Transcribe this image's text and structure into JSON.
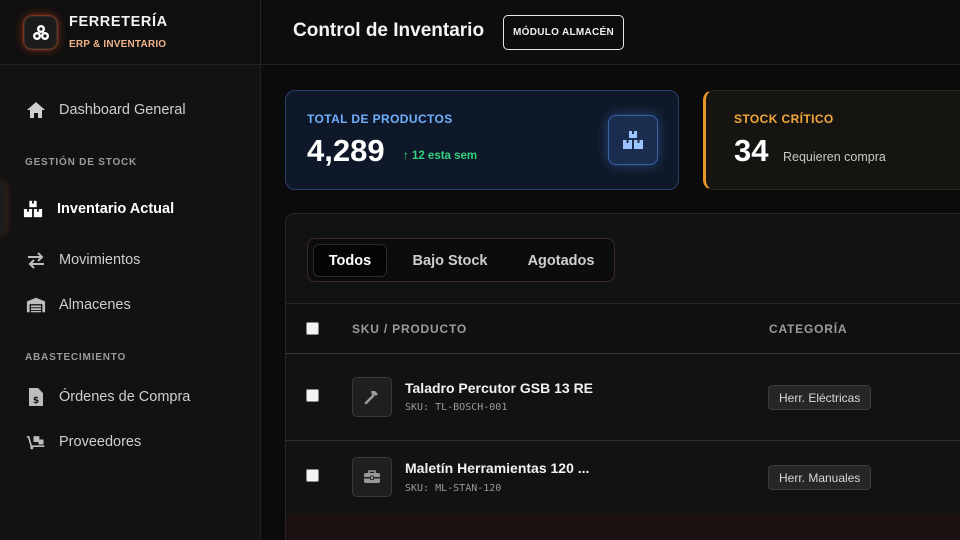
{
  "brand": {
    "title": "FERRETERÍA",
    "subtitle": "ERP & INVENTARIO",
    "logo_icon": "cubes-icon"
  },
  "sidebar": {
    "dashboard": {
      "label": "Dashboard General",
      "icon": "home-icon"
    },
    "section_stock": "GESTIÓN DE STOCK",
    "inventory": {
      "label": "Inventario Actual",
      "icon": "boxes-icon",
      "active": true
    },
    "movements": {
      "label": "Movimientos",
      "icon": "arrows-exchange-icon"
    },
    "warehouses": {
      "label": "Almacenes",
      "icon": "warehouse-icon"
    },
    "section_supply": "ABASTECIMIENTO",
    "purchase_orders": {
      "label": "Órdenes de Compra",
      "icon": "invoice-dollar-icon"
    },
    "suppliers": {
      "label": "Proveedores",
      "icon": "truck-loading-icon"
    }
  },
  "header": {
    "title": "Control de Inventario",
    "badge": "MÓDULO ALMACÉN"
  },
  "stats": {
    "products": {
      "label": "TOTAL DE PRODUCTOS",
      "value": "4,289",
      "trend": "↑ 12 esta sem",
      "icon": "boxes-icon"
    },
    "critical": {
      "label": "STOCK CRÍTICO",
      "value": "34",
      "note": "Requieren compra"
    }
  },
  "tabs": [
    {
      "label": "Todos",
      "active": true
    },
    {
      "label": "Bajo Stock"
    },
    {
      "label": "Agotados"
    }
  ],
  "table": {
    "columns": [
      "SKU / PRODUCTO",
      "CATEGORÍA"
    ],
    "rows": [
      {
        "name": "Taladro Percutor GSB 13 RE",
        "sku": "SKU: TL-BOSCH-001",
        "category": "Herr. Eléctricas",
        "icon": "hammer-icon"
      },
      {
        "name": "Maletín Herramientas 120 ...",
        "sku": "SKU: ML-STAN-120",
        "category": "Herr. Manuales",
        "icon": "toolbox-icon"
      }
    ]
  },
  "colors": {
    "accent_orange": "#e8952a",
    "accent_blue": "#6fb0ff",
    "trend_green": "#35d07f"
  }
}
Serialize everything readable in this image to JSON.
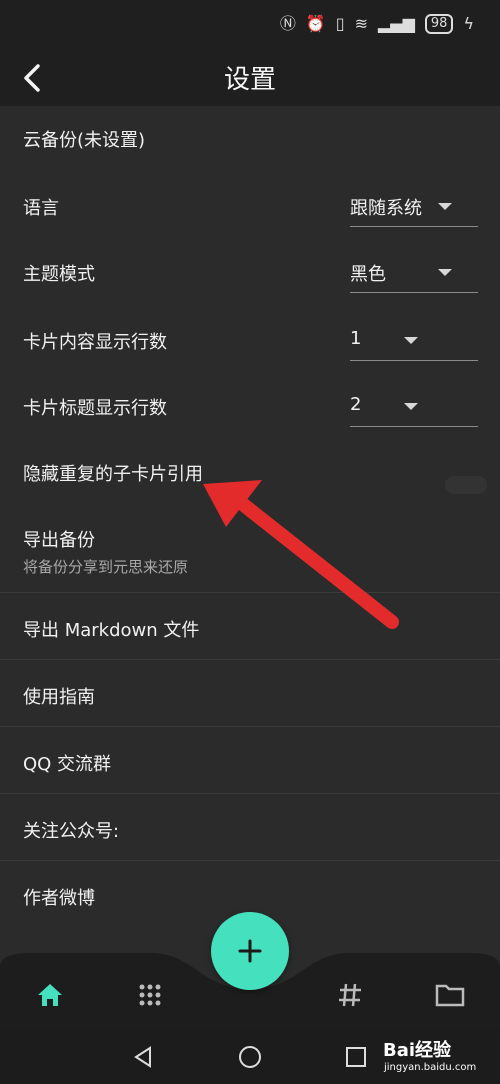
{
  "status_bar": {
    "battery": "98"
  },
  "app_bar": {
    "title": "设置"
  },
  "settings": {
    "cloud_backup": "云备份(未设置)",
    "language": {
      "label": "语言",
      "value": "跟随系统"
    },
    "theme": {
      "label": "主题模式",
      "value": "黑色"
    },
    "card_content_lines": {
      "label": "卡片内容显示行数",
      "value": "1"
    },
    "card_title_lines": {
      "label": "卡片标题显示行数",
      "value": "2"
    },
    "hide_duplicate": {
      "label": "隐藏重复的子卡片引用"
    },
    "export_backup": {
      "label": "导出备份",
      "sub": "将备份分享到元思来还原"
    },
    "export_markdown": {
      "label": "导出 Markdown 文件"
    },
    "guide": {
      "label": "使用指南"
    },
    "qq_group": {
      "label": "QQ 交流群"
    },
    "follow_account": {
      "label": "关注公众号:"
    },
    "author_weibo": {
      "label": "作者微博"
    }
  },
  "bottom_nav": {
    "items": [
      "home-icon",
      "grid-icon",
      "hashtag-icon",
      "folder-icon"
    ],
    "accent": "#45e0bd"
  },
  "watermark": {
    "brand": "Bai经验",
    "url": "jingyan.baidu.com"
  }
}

##########

* [What to do]: Extract each line holding the string "image".

* [Solution for this exercise]:
Transcribe this image's text and structure into JSON.
Serialize everything readable in this image to JSON.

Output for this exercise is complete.